Your task — Within the records that follow, find every line containing the string "不屑置辩". Copy those lines.

(Recorded data)
··········
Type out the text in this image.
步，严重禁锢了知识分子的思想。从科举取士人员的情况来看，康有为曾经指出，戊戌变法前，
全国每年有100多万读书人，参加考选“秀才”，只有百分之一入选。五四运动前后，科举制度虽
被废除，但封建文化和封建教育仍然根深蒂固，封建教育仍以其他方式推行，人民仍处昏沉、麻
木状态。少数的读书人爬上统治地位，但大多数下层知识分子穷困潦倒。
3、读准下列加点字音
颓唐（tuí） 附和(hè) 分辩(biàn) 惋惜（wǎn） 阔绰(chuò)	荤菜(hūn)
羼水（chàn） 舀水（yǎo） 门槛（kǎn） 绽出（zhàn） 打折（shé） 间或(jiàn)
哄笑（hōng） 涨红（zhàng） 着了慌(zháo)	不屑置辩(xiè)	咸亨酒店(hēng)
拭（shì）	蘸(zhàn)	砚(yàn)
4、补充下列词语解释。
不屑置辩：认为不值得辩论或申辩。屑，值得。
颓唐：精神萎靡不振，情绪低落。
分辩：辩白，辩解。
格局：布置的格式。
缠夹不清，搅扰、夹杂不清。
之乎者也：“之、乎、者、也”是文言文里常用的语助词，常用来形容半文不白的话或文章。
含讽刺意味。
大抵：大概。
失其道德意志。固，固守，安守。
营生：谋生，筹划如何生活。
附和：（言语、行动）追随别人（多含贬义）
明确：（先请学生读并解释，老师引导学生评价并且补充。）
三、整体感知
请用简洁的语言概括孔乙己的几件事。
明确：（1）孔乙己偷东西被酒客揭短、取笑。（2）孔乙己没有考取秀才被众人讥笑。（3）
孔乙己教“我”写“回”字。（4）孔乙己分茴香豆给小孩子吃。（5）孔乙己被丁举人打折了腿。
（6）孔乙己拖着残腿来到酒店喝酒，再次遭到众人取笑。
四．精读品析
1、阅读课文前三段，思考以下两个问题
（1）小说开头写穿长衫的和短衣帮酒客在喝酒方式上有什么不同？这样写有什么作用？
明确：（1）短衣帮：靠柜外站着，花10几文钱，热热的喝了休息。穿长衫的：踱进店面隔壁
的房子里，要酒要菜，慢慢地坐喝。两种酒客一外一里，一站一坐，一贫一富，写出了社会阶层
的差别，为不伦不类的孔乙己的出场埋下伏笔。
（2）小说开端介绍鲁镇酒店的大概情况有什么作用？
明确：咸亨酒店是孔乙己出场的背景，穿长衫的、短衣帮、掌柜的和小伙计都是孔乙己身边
··········
Finished exercise —
哄笑（hōng） 涨红（zhàng） 着了慌(zháo)	不屑置辩(xiè)	咸亨酒店(hēng)
不屑置辩：认为不值得辩论或申辩。屑，值得。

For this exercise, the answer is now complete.